Copy out the entries exactly, from the first line to the last.

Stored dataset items
***
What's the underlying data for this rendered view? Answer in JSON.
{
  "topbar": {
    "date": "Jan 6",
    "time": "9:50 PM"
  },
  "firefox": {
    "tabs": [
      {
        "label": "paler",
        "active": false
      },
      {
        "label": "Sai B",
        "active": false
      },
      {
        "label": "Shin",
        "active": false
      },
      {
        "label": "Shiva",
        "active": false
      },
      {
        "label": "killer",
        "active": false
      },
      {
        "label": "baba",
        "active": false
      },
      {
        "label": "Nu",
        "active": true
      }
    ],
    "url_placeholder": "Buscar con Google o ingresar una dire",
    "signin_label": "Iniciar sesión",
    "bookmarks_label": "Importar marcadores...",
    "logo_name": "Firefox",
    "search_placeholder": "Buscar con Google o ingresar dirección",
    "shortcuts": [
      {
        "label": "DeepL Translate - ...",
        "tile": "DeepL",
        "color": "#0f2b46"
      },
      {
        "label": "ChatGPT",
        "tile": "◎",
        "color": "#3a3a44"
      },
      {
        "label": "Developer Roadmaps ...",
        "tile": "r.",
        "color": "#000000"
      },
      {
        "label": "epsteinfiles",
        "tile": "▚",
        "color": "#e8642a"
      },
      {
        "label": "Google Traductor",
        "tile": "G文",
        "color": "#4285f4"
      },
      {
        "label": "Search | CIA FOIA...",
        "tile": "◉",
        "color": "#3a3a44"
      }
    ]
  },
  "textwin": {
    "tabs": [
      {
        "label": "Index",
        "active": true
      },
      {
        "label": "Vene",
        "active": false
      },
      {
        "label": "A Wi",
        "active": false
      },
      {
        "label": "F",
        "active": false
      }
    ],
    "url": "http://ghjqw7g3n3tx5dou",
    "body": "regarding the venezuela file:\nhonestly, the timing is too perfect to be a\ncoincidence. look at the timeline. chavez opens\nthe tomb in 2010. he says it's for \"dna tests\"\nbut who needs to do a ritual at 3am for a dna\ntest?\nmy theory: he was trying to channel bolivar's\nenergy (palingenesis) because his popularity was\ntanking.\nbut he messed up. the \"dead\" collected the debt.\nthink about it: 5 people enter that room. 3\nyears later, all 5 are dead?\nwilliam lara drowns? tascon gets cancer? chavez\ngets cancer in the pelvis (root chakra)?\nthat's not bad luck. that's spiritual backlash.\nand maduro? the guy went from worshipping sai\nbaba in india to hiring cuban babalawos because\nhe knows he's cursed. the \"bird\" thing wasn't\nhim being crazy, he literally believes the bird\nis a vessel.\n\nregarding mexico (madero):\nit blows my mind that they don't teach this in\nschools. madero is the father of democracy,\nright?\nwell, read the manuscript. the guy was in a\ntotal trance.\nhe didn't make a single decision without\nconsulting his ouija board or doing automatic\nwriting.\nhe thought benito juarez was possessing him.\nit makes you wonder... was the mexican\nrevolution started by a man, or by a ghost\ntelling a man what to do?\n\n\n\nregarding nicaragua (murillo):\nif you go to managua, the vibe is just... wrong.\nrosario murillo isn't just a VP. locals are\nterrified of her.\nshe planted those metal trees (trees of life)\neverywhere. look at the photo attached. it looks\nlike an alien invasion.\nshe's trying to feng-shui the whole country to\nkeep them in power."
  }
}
***
ANSWER:
What's the underlying data for this rendered view? Answer in JSON.
{
  "topbar": {
    "date": "Jan 6",
    "time": "9:50 PM"
  },
  "firefox": {
    "tabs": [
      {
        "label": "paler",
        "active": false
      },
      {
        "label": "Sai B",
        "active": false
      },
      {
        "label": "Shin",
        "active": false
      },
      {
        "label": "Shiva",
        "active": false
      },
      {
        "label": "killer",
        "active": false
      },
      {
        "label": "baba",
        "active": false
      },
      {
        "label": "Nu",
        "active": true
      }
    ],
    "url_placeholder": "Buscar con Google o ingresar una dire",
    "signin_label": "Iniciar sesión",
    "bookmarks_label": "Importar marcadores...",
    "logo_name": "Firefox",
    "search_placeholder": "Buscar con Google o ingresar dirección",
    "shortcuts": [
      {
        "label": "DeepL Translate - ...",
        "tile": "DeepL",
        "color": "#0f2b46"
      },
      {
        "label": "ChatGPT",
        "tile": "◎",
        "color": "#3a3a44"
      },
      {
        "label": "Developer Roadmaps ...",
        "tile": "r.",
        "color": "#000000"
      },
      {
        "label": "epsteinfiles",
        "tile": "▚",
        "color": "#e8642a"
      },
      {
        "label": "Google Traductor",
        "tile": "G文",
        "color": "#4285f4"
      },
      {
        "label": "Search | CIA FOIA...",
        "tile": "◉",
        "color": "#3a3a44"
      }
    ]
  },
  "textwin": {
    "tabs": [
      {
        "label": "Index",
        "active": true
      },
      {
        "label": "Vene",
        "active": false
      },
      {
        "label": "A Wi",
        "active": false
      },
      {
        "label": "F",
        "active": false
      }
    ],
    "url": "http://ghjqw7g3n3tx5dou",
    "body": "regarding the venezuela file:\nhonestly, the timing is too perfect to be a\ncoincidence. look at the timeline. chavez opens\nthe tomb in 2010. he says it's for \"dna tests\"\nbut who needs to do a ritual at 3am for a dna\ntest?\nmy theory: he was trying to channel bolivar's\nenergy (palingenesis) because his popularity was\ntanking.\nbut he messed up. the \"dead\" collected the debt.\nthink about it: 5 people enter that room. 3\nyears later, all 5 are dead?\nwilliam lara drowns? tascon gets cancer? chavez\ngets cancer in the pelvis (root chakra)?\nthat's not bad luck. that's spiritual backlash.\nand maduro? the guy went from worshipping sai\nbaba in india to hiring cuban babalawos because\nhe knows he's cursed. the \"bird\" thing wasn't\nhim being crazy, he literally believes the bird\nis a vessel.\n\nregarding mexico (madero):\nit blows my mind that they don't teach this in\nschools. madero is the father of democracy,\nright?\nwell, read the manuscript. the guy was in a\ntotal trance.\nhe didn't make a single decision without\nconsulting his ouija board or doing automatic\nwriting.\nhe thought benito juarez was possessing him.\nit makes you wonder... was the mexican\nrevolution started by a man, or by a ghost\ntelling a man what to do?\n\n\n\nregarding nicaragua (murillo):\nif you go to managua, the vibe is just... wrong.\nrosario murillo isn't just a VP. locals are\nterrified of her.\nshe planted those metal trees (trees of life)\neverywhere. look at the photo attached. it looks\nlike an alien invasion.\nshe's trying to feng-shui the whole country to\nkeep them in power."
  }
}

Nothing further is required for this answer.